• Material for this task
====================

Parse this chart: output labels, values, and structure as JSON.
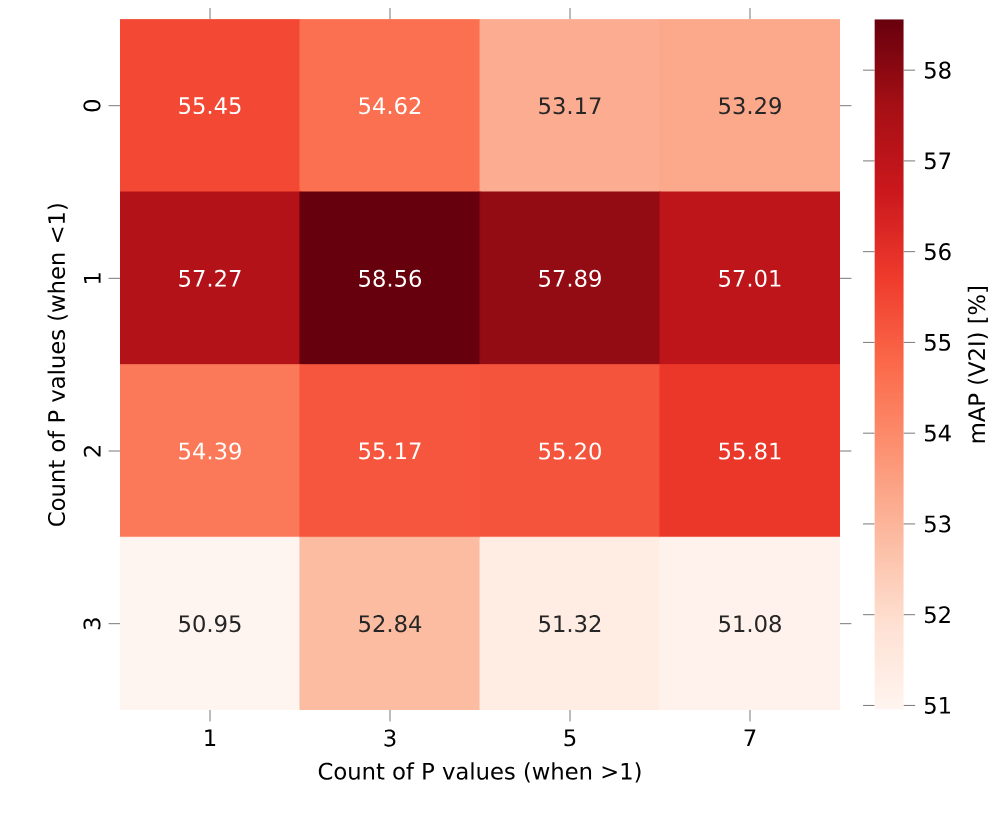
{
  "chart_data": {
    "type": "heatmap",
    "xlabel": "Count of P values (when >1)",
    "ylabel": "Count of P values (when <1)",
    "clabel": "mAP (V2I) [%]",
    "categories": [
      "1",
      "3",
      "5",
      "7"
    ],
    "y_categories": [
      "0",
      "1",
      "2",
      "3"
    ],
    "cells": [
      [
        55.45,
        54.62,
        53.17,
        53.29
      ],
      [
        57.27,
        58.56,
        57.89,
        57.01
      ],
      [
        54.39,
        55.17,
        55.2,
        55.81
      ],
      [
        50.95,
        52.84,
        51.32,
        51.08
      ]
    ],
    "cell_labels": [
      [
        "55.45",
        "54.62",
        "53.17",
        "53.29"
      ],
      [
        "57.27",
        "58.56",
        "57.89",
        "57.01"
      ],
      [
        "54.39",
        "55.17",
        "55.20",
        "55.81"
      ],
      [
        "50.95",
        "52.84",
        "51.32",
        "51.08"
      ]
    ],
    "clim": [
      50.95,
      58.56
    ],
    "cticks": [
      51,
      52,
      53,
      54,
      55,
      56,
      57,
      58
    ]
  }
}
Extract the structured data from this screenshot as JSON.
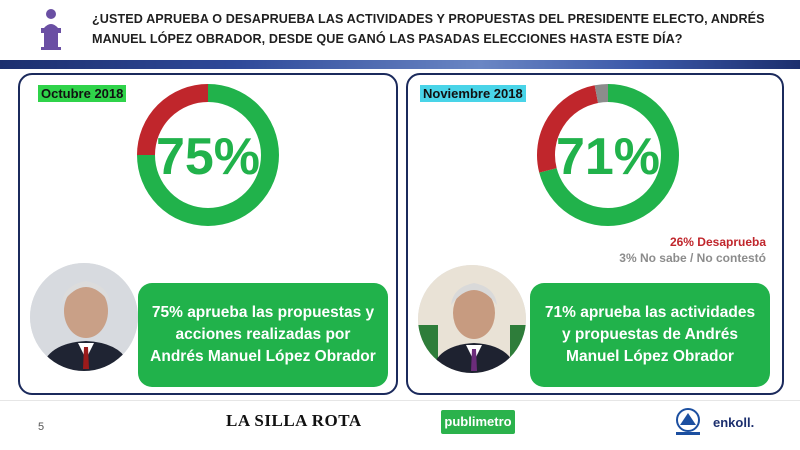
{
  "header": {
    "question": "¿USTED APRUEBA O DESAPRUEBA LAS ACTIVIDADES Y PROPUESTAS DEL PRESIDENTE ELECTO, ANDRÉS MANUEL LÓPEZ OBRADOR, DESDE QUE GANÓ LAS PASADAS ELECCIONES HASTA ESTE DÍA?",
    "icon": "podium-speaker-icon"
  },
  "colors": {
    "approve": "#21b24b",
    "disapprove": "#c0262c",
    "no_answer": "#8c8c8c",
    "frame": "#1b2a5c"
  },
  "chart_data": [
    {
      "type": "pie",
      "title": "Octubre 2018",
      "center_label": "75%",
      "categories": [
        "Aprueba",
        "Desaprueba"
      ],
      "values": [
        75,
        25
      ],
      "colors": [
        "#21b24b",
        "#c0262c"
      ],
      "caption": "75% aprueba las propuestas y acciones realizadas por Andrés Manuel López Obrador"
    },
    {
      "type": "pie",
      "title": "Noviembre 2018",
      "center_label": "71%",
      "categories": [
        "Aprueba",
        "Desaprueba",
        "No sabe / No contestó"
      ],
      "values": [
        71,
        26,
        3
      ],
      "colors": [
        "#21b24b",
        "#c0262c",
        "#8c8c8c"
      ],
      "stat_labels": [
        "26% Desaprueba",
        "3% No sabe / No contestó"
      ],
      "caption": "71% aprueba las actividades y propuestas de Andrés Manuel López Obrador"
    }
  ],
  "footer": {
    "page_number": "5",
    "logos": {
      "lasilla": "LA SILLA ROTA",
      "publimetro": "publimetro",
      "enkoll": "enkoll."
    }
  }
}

====================

• Exercise
Determine the number of lines where the string "Count" occurs, and give that number only.

• Finished exercise
2